Brief
Where a line contains the word "tekstu", copy that line in full.

Stored data entries:
################
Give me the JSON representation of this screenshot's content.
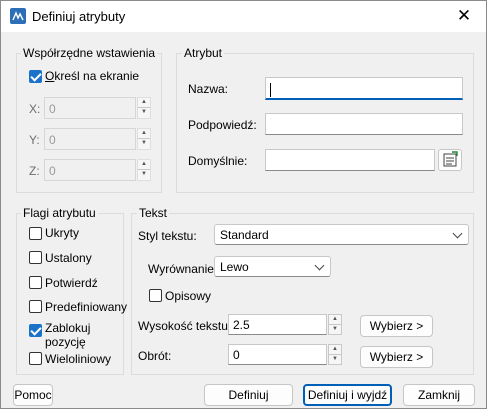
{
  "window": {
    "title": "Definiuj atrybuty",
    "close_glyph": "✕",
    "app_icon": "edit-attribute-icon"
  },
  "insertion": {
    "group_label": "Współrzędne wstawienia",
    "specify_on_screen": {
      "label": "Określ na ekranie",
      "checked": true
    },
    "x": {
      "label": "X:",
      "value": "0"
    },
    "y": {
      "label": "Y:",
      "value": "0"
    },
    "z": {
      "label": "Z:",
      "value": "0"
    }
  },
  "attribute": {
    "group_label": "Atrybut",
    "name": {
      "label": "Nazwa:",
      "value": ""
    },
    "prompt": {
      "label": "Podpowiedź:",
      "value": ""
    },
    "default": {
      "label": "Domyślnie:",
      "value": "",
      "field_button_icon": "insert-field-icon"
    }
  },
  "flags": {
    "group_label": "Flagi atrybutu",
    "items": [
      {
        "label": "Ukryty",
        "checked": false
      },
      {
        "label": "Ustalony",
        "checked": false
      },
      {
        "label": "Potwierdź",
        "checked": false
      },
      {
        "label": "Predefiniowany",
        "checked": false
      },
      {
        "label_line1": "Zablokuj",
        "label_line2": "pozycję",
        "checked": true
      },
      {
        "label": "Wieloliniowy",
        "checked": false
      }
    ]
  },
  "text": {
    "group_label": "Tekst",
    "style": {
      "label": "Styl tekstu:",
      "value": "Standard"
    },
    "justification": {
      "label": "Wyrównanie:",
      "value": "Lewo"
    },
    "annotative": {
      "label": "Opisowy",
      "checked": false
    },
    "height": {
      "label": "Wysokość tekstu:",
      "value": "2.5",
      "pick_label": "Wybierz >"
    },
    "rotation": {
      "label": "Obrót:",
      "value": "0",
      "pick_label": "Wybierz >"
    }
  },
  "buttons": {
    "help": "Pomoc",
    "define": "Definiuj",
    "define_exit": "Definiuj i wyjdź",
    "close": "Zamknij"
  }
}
################
Result below
      "label": "Styl tekstu:",
      "label": "Wysokość tekstu:",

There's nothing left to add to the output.